Task directions => Without the images, print all the entries below exactly as given.

Records for processing =>

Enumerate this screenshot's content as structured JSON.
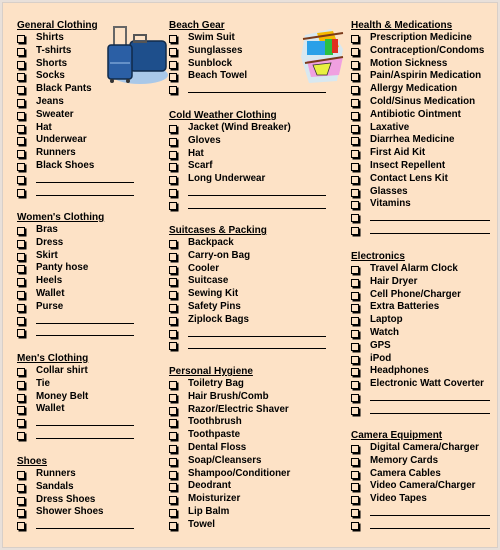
{
  "columns": [
    {
      "sections": [
        {
          "title": "General Clothing",
          "items": [
            "Shirts",
            "T-shirts",
            "Shorts",
            "Socks",
            "Black Pants",
            "Jeans",
            "Sweater",
            "Hat",
            "Underwear",
            "Runners",
            "Black Shoes",
            "",
            ""
          ]
        },
        {
          "title": "Women's Clothing",
          "items": [
            "Bras",
            "Dress",
            "Skirt",
            "Panty hose",
            "Heels",
            "Wallet",
            "Purse",
            "",
            ""
          ]
        },
        {
          "title": "Men's Clothing",
          "items": [
            "Collar shirt",
            "Tie",
            "Money Belt",
            "Wallet",
            "",
            ""
          ]
        },
        {
          "title": "Shoes",
          "items": [
            "Runners",
            "Sandals",
            "Dress Shoes",
            "Shower Shoes",
            ""
          ]
        }
      ]
    },
    {
      "sections": [
        {
          "title": "Beach Gear",
          "items": [
            "Swim Suit",
            "Sunglasses",
            "Sunblock",
            "Beach Towel",
            ""
          ]
        },
        {
          "title": "Cold Weather Clothing",
          "items": [
            "Jacket (Wind Breaker)",
            "Gloves",
            "Hat",
            "Scarf",
            "Long Underwear",
            "",
            ""
          ]
        },
        {
          "title": "Suitcases & Packing",
          "items": [
            "Backpack",
            "Carry-on Bag",
            "Cooler",
            "Suitcase",
            "Sewing Kit",
            "Safety Pins",
            "Ziplock Bags",
            "",
            ""
          ]
        },
        {
          "title": "Personal Hygiene",
          "items": [
            "Toiletry Bag",
            "Hair Brush/Comb",
            "Razor/Electric Shaver",
            "Toothbrush",
            "Toothpaste",
            "Dental Floss",
            "Soap/Cleansers",
            "Shampoo/Conditioner",
            "Deodrant",
            "Moisturizer",
            "Lip Balm",
            "Towel"
          ]
        }
      ]
    },
    {
      "sections": [
        {
          "title": "Health & Medications",
          "items": [
            "Prescription Medicine",
            "Contraception/Condoms",
            "Motion Sickness",
            "Pain/Aspirin Medication",
            "Allergy Medication",
            "Cold/Sinus Medication",
            "Antibiotic Ointment",
            "Laxative",
            "Diarrhea Medicine",
            "First Aid Kit",
            "Insect Repellent",
            "Contact Lens Kit",
            "Glasses",
            "Vitamins",
            "",
            ""
          ]
        },
        {
          "title": "Electronics",
          "items": [
            "Travel Alarm Clock",
            "Hair Dryer",
            "Cell Phone/Charger",
            "Extra Batteries",
            "Laptop",
            "Watch",
            "GPS",
            "iPod",
            "Headphones",
            "Electronic Watt Coverter",
            "",
            ""
          ]
        },
        {
          "title": "Camera Equipment",
          "items": [
            "Digital Camera/Charger",
            "Memory Cards",
            "Camera Cables",
            "Video Camera/Charger",
            "Video Tapes",
            "",
            ""
          ]
        }
      ]
    }
  ],
  "images": {
    "suitcase": "suitcase-clipart",
    "clothes": "clothesline-clipart"
  },
  "colors": {
    "background": "#fde2c6"
  }
}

The completed task =>
Enumerate this screenshot's content as structured JSON.
{
  "columns": [
    {
      "sections": [
        {
          "title": "General Clothing",
          "items": [
            "Shirts",
            "T-shirts",
            "Shorts",
            "Socks",
            "Black Pants",
            "Jeans",
            "Sweater",
            "Hat",
            "Underwear",
            "Runners",
            "Black Shoes",
            "",
            ""
          ]
        },
        {
          "title": "Women's Clothing",
          "items": [
            "Bras",
            "Dress",
            "Skirt",
            "Panty hose",
            "Heels",
            "Wallet",
            "Purse",
            "",
            ""
          ]
        },
        {
          "title": "Men's Clothing",
          "items": [
            "Collar shirt",
            "Tie",
            "Money Belt",
            "Wallet",
            "",
            ""
          ]
        },
        {
          "title": "Shoes",
          "items": [
            "Runners",
            "Sandals",
            "Dress Shoes",
            "Shower Shoes",
            ""
          ]
        }
      ]
    },
    {
      "sections": [
        {
          "title": "Beach Gear",
          "items": [
            "Swim Suit",
            "Sunglasses",
            "Sunblock",
            "Beach Towel",
            ""
          ]
        },
        {
          "title": "Cold Weather Clothing",
          "items": [
            "Jacket (Wind Breaker)",
            "Gloves",
            "Hat",
            "Scarf",
            "Long Underwear",
            "",
            ""
          ]
        },
        {
          "title": "Suitcases & Packing",
          "items": [
            "Backpack",
            "Carry-on Bag",
            "Cooler",
            "Suitcase",
            "Sewing Kit",
            "Safety Pins",
            "Ziplock Bags",
            "",
            ""
          ]
        },
        {
          "title": "Personal Hygiene",
          "items": [
            "Toiletry Bag",
            "Hair Brush/Comb",
            "Razor/Electric Shaver",
            "Toothbrush",
            "Toothpaste",
            "Dental Floss",
            "Soap/Cleansers",
            "Shampoo/Conditioner",
            "Deodrant",
            "Moisturizer",
            "Lip Balm",
            "Towel"
          ]
        }
      ]
    },
    {
      "sections": [
        {
          "title": "Health & Medications",
          "items": [
            "Prescription Medicine",
            "Contraception/Condoms",
            "Motion Sickness",
            "Pain/Aspirin Medication",
            "Allergy Medication",
            "Cold/Sinus Medication",
            "Antibiotic Ointment",
            "Laxative",
            "Diarrhea Medicine",
            "First Aid Kit",
            "Insect Repellent",
            "Contact Lens Kit",
            "Glasses",
            "Vitamins",
            "",
            ""
          ]
        },
        {
          "title": "Electronics",
          "items": [
            "Travel Alarm Clock",
            "Hair Dryer",
            "Cell Phone/Charger",
            "Extra Batteries",
            "Laptop",
            "Watch",
            "GPS",
            "iPod",
            "Headphones",
            "Electronic Watt Coverter",
            "",
            ""
          ]
        },
        {
          "title": "Camera Equipment",
          "items": [
            "Digital Camera/Charger",
            "Memory Cards",
            "Camera Cables",
            "Video Camera/Charger",
            "Video Tapes",
            "",
            ""
          ]
        }
      ]
    }
  ],
  "images": {
    "suitcase": "suitcase-clipart",
    "clothes": "clothesline-clipart"
  },
  "colors": {
    "background": "#fde2c6"
  }
}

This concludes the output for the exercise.